Supplied information:
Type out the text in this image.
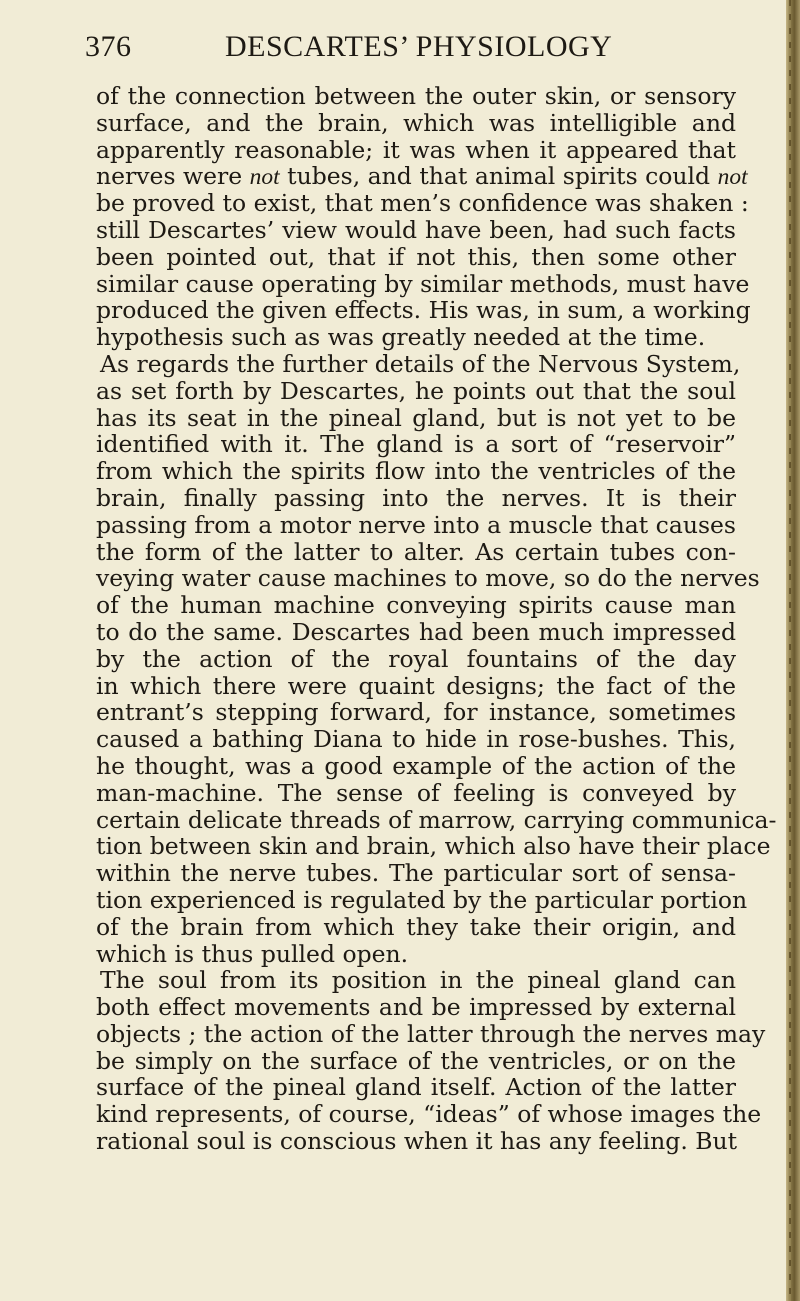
376	DESCARTES’ PHYSIOLOGY
of the connection between the outer skin, or sensory
surface, and the brain, which was intelligible and
apparently reasonable; it was when it appeared that
nerves were not tubes, and that animal spirits could not
be proved to exist, that men’s confidence was shaken :
still Descartes’ view would have been, had such facts
been pointed out, that if not this, then some other
similar cause operating by similar methods, must have
produced the given effects. His was, in sum, a working
hypothesis such as was greatly needed at the time.
As regards the further details of the Nervous System,
as set forth by Descartes, he points out that the soul
has its seat in the pineal gland, but is not yet to be
identified with it. The gland is a sort of “reservoir”
from which the spirits flow into the ventricles of the
brain, finally passing into the nerves. It is their
passing from a motor nerve into a muscle that causes
the form of the latter to alter. As certain tubes con-
veying water cause machines to move, so do the nerves
of the human machine conveying spirits cause man
to do the same. Descartes had been much impressed
by the action of the royal fountains of the day
in which there were quaint designs; the fact of the
entrant’s stepping forward, for instance, sometimes
caused a bathing Diana to hide in rose-bushes. This,
he thought, was a good example of the action of the
man-machine. The sense of feeling is conveyed by
certain delicate threads of marrow, carrying communica-
tion between skin and brain, which also have their place
within the nerve tubes. The particular sort of sensa-
tion experienced is regulated by the particular portion
of the brain from which they take their origin, and
which is thus pulled open.
The soul from its position in the pineal gland can
both effect movements and be impressed by external
objects ; the action of the latter through the nerves may
be simply on the surface of the ventricles, or on the
surface of the pineal gland itself. Action of the latter
kind represents, of course, “ideas” of whose images the
rational soul is conscious when it has any feeling. But
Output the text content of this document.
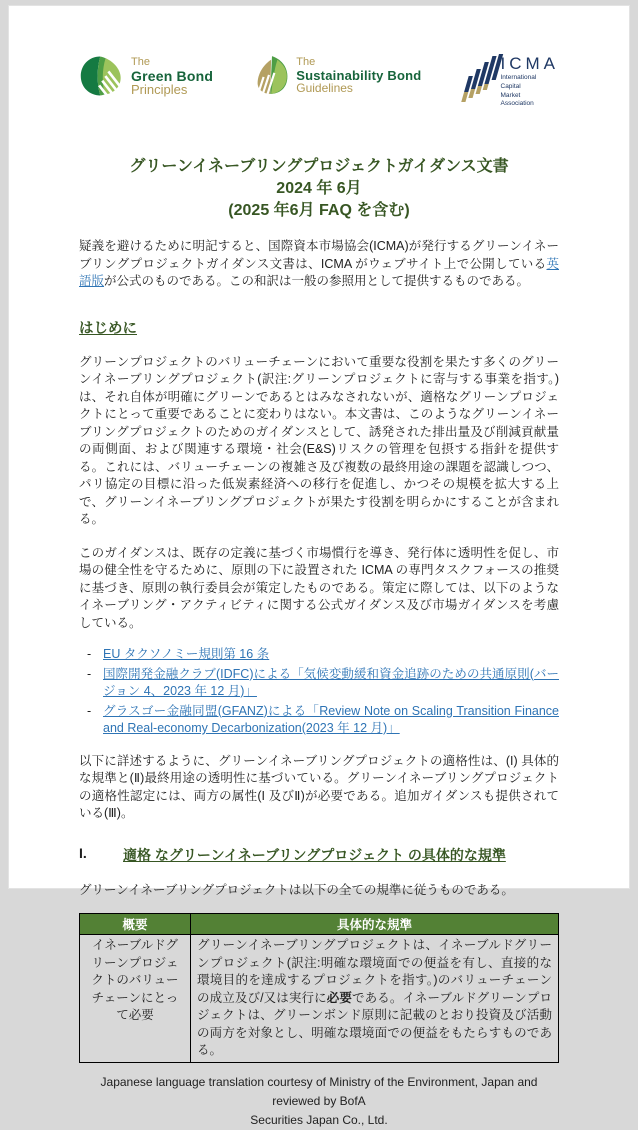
The
Green Bond
Principles
The
Sustainability Bond
Guidelines
ICMA
International
Capital
Market
Association
グリーンイネーブリングプロジェクトガイダンス文書
2024 年 6月
(2025 年6月 FAQ を含む)

疑義を避けるために明記すると、国際資本市場協会(ICMA)が発行するグリーンイネーブリングプロジェクトガイダンス文書は、ICMA がウェブサイト上で公開している英語版が公式のものである。この和訳は一般の参照用として提供するものである。

はじめに

グリーンプロジェクトのバリューチェーンにおいて重要な役割を果たす多くのグリーンイネーブリングプロジェクト(訳注:グリーンプロジェクトに寄与する事業を指す。)は、それ自体が明確にグリーンであるとはみなされないが、適格なグリーンプロジェクトにとって重要であることに変わりはない。本文書は、このようなグリーンイネーブリングプロジェクトのためのガイダンスとして、誘発された排出量及び削減貢献量の両側面、および関連する環境・社会(E&S)リスクの管理を包摂する指針を提供する。これには、バリューチェーンの複雑さ及び複数の最終用途の課題を認識しつつ、パリ協定の目標に沿った低炭素経済への移行を促進し、かつその規模を拡大する上で、グリーンイネーブリングプロジェクトが果たす役割を明らかにすることが含まれる。

このガイダンスは、既存の定義に基づく市場慣行を導き、発行体に透明性を促し、市場の健全性を守るために、原則の下に設置された ICMA の専門タスクフォースの推奨に基づき、原則の執行委員会が策定したものである。策定に際しては、以下のようなイネーブリング・アクティビティに関する公式ガイダンス及び市場ガイダンスを考慮している。

- EU タクソノミー規則第 16 条
- 国際開発金融クラブ(IDFC)による「気候変動緩和資金追跡のための共通原則(バージョン 4、2023 年 12 月)」
- グラスゴー金融同盟(GFANZ)による「Review Note on Scaling Transition Finance and Real-economy Decarbonization(2023 年 12 月)」

以下に詳述するように、グリーンイネーブリングプロジェクトの適格性は、(I) 具体的な規準と(Ⅱ)最終用途の透明性に基づいている。グリーンイネーブリングプロジェクトの適格性認定には、両方の属性(I 及びⅡ)が必要である。追加ガイダンスも提供されている(Ⅲ)。

I.	適格 なグリーンイネーブリングプロジェクト の具体的な規準

グリーンイネーブリングプロジェクトは以下の全ての規準に従うものである。

概要	具体的な規準
イネーブルドグリーンプロジェクトのバリューチェーンにとって必要	グリーンイネーブリングプロジェクトは、イネーブルドグリーンプロジェクト(訳注:明確な環境面での便益を有し、直接的な環境目的を達成するプロジェクトを指す。)のバリューチェーンの成立及び/又は実行に必要である。イネーブルドグリーンプロジェクトは、グリーンボンド原則に記載のとおり投資及び活動の両方を対象とし、明確な環境面での便益をもたらすものである。
Japanese language translation courtesy of Ministry of the Environment, Japan and reviewed by BofA
Securities Japan Co., Ltd.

Task details:
Skip the images and write out the rest of the listing exactly.

Answer for the task:
Type out the text in this image.
376	DESCARTES’ PHYSIOLOGY
of the connection between the outer skin, or sensory
surface, and the brain, which was intelligible and
apparently reasonable; it was when it appeared that
nerves were not tubes, and that animal spirits could not
be proved to exist, that men’s confidence was shaken :
still Descartes’ view would have been, had such facts
been pointed out, that if not this, then some other
similar cause operating by similar methods, must have
produced the given effects. His was, in sum, a working
hypothesis such as was greatly needed at the time.
As regards the further details of the Nervous System,
as set forth by Descartes, he points out that the soul
has its seat in the pineal gland, but is not yet to be
identified with it. The gland is a sort of “reservoir”
from which the spirits flow into the ventricles of the
brain, finally passing into the nerves. It is their
passing from a motor nerve into a muscle that causes
the form of the latter to alter. As certain tubes con-
veying water cause machines to move, so do the nerves
of the human machine conveying spirits cause man
to do the same. Descartes had been much impressed
by the action of the royal fountains of the day
in which there were quaint designs; the fact of the
entrant’s stepping forward, for instance, sometimes
caused a bathing Diana to hide in rose-bushes. This,
he thought, was a good example of the action of the
man-machine. The sense of feeling is conveyed by
certain delicate threads of marrow, carrying communica-
tion between skin and brain, which also have their place
within the nerve tubes. The particular sort of sensa-
tion experienced is regulated by the particular portion
of the brain from which they take their origin, and
which is thus pulled open.
The soul from its position in the pineal gland can
both effect movements and be impressed by external
objects ; the action of the latter through the nerves may
be simply on the surface of the ventricles, or on the
surface of the pineal gland itself. Action of the latter
kind represents, of course, “ideas” of whose images the
rational soul is conscious when it has any feeling. But
Output the text content of this document.
The
Green Bond
Principles
The
Sustainability Bond
Guidelines
ICMA
International
Capital
Market
Association
グリーンイネーブリングプロジェクトガイダンス文書
2024 年 6月
(2025 年6月 FAQ を含む)

疑義を避けるために明記すると、国際資本市場協会(ICMA)が発行するグリーンイネーブリングプロジェクトガイダンス文書は、ICMA がウェブサイト上で公開している英語版が公式のものである。この和訳は一般の参照用として提供するものである。

はじめに

グリーンプロジェクトのバリューチェーンにおいて重要な役割を果たす多くのグリーンイネーブリングプロジェクト(訳注:グリーンプロジェクトに寄与する事業を指す。)は、それ自体が明確にグリーンであるとはみなされないが、適格なグリーンプロジェクトにとって重要であることに変わりはない。本文書は、このようなグリーンイネーブリングプロジェクトのためのガイダンスとして、誘発された排出量及び削減貢献量の両側面、および関連する環境・社会(E&S)リスクの管理を包摂する指針を提供する。これには、バリューチェーンの複雑さ及び複数の最終用途の課題を認識しつつ、パリ協定の目標に沿った低炭素経済への移行を促進し、かつその規模を拡大する上で、グリーンイネーブリングプロジェクトが果たす役割を明らかにすることが含まれる。

このガイダンスは、既存の定義に基づく市場慣行を導き、発行体に透明性を促し、市場の健全性を守るために、原則の下に設置された ICMA の専門タスクフォースの推奨に基づき、原則の執行委員会が策定したものである。策定に際しては、以下のようなイネーブリング・アクティビティに関する公式ガイダンス及び市場ガイダンスを考慮している。

- EU タクソノミー規則第 16 条
- 国際開発金融クラブ(IDFC)による「気候変動緩和資金追跡のための共通原則(バージョン 4、2023 年 12 月)」
- グラスゴー金融同盟(GFANZ)による「Review Note on Scaling Transition Finance and Real-economy Decarbonization(2023 年 12 月)」

以下に詳述するように、グリーンイネーブリングプロジェクトの適格性は、(I) 具体的な規準と(Ⅱ)最終用途の透明性に基づいている。グリーンイネーブリングプロジェクトの適格性認定には、両方の属性(I 及びⅡ)が必要である。追加ガイダンスも提供されている(Ⅲ)。

I.	適格 なグリーンイネーブリングプロジェクト の具体的な規準

グリーンイネーブリングプロジェクトは以下の全ての規準に従うものである。

概要	具体的な規準
イネーブルドグリーンプロジェクトのバリューチェーンにとって必要	グリーンイネーブリングプロジェクトは、イネーブルドグリーンプロジェクト(訳注:明確な環境面での便益を有し、直接的な環境目的を達成するプロジェクトを指す。)のバリューチェーンの成立及び/又は実行に必要である。イネーブルドグリーンプロジェクトは、グリーンボンド原則に記載のとおり投資及び活動の両方を対象とし、明確な環境面での便益をもたらすものである。
Japanese language translation courtesy of Ministry of the Environment, Japan and reviewed by BofA
Securities Japan Co., Ltd.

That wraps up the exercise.